Check every line of the data below for the string "wykonania", and copy the ones that hold it.

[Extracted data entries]
┌────────
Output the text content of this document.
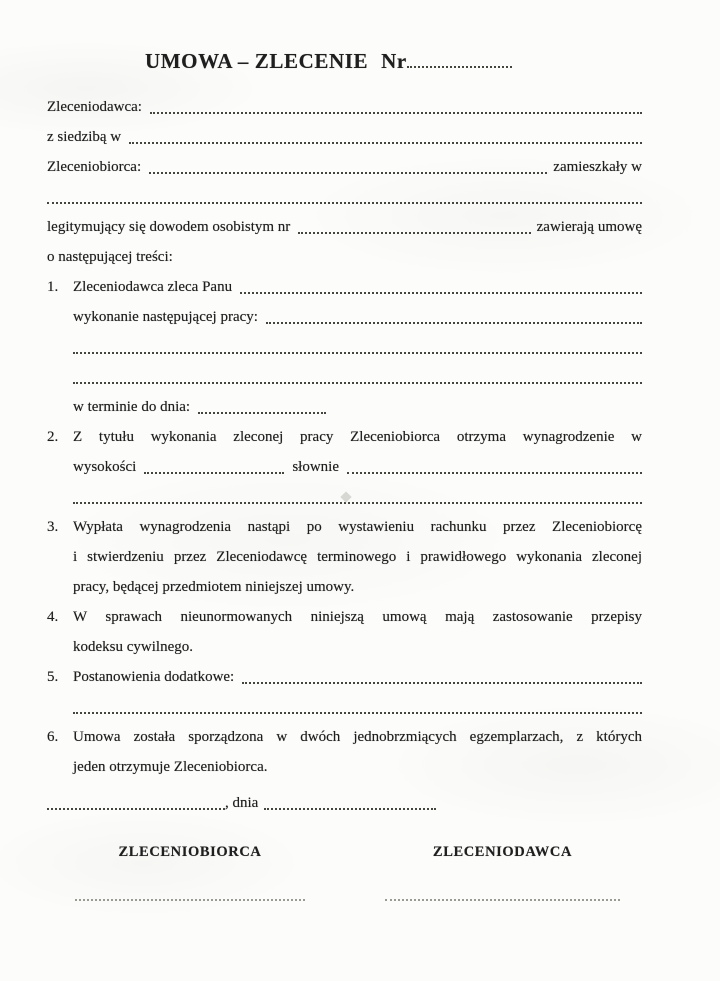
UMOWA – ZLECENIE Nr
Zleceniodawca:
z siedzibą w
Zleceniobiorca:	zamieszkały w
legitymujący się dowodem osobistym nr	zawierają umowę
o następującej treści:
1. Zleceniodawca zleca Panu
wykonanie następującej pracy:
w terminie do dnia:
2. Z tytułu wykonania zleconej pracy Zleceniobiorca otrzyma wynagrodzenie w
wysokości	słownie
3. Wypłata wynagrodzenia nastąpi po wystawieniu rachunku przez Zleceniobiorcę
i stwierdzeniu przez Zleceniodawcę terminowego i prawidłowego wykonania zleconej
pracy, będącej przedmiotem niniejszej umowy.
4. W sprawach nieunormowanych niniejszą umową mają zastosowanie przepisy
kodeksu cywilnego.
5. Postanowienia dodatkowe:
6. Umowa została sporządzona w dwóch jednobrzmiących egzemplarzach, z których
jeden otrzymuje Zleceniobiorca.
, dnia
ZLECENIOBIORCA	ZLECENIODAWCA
└────────
┌────────
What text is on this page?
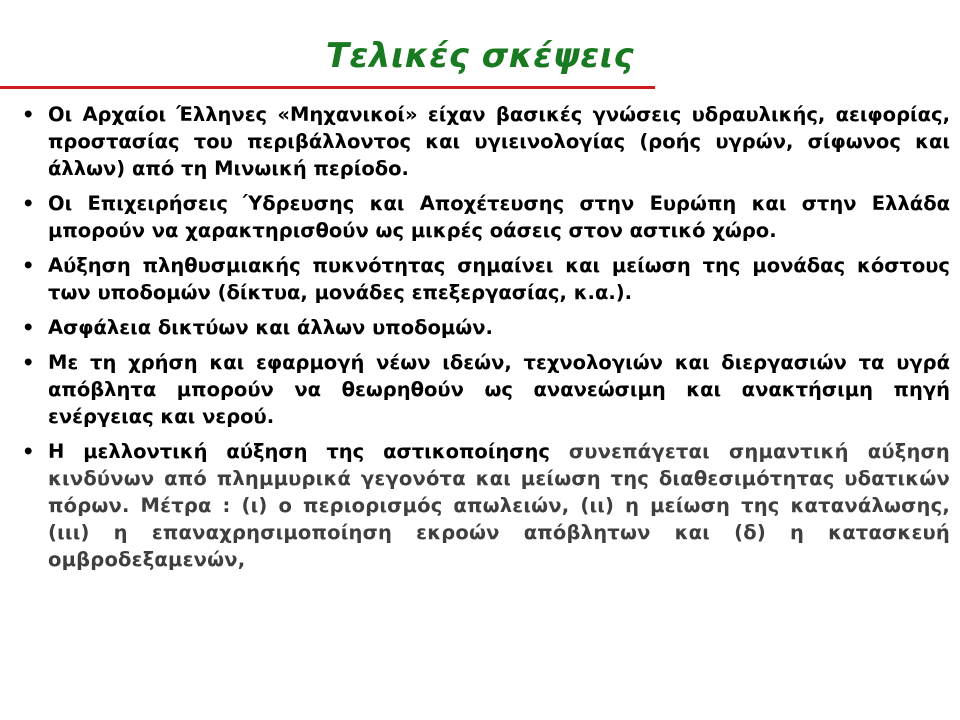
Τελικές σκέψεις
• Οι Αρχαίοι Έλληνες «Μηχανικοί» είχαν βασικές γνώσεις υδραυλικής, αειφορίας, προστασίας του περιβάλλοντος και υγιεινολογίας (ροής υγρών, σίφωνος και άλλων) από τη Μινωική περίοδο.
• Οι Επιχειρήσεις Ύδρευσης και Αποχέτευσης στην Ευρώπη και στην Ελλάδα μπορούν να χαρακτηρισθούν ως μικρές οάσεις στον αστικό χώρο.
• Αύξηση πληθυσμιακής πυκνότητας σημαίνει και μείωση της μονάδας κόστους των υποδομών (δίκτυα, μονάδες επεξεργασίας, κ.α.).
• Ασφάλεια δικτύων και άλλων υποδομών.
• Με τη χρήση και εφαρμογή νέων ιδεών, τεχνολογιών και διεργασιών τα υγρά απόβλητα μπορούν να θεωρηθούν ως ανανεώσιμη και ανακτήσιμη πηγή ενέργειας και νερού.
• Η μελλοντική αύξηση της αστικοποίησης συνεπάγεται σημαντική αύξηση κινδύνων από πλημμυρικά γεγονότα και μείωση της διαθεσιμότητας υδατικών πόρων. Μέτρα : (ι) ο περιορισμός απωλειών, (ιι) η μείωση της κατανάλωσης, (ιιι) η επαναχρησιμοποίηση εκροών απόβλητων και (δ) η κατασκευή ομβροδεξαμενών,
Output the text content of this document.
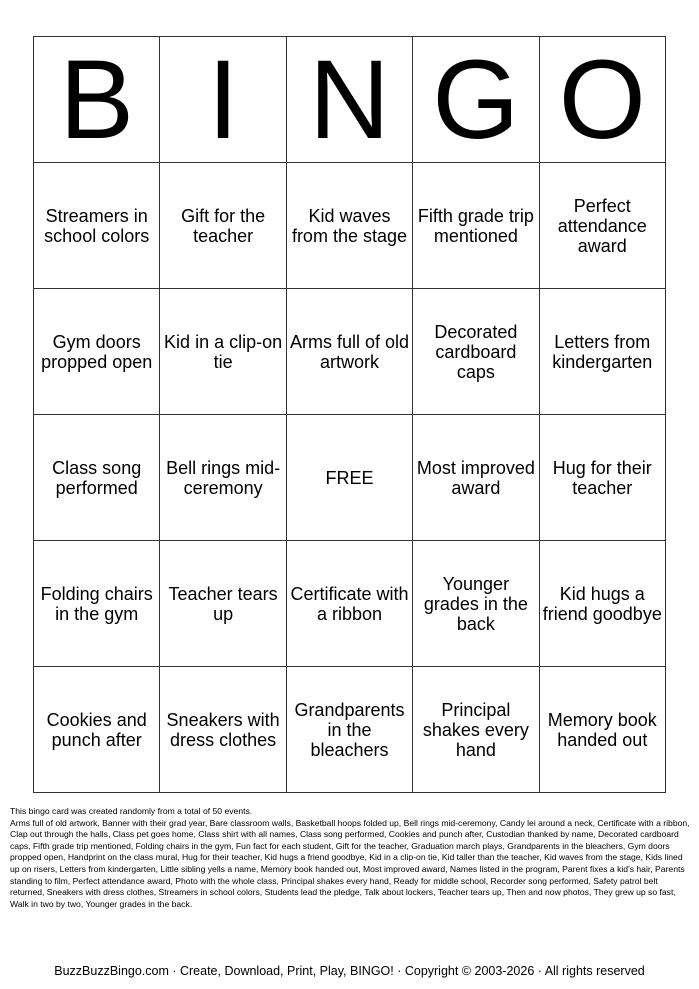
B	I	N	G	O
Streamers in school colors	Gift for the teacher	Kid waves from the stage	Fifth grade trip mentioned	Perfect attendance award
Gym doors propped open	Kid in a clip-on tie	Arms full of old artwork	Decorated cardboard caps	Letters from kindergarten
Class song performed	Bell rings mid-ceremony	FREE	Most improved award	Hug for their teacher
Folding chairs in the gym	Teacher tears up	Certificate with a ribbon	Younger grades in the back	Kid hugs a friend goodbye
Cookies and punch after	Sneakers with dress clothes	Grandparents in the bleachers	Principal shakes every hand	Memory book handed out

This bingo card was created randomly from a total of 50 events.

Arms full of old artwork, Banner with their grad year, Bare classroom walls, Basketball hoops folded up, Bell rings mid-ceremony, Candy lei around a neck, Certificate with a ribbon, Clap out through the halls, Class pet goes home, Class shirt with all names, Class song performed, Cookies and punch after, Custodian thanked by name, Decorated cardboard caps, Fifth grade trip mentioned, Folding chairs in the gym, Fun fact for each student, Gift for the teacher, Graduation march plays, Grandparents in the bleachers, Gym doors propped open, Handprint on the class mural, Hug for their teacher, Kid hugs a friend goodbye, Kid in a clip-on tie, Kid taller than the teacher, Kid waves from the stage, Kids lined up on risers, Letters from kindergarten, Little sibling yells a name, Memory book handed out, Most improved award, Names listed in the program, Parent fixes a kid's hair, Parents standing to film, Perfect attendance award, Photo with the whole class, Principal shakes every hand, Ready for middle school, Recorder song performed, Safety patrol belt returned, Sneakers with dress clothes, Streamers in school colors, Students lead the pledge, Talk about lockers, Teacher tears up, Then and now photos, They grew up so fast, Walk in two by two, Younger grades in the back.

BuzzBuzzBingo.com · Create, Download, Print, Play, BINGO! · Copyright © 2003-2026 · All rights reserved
└────────
Solution to the problem.
2. Z tytułu wykonania zleconej pracy Zleceniobiorca otrzyma wynagrodzenie w
i stwierdzeniu przez Zleceniodawcę terminowego i prawidłowego wykonania zleconej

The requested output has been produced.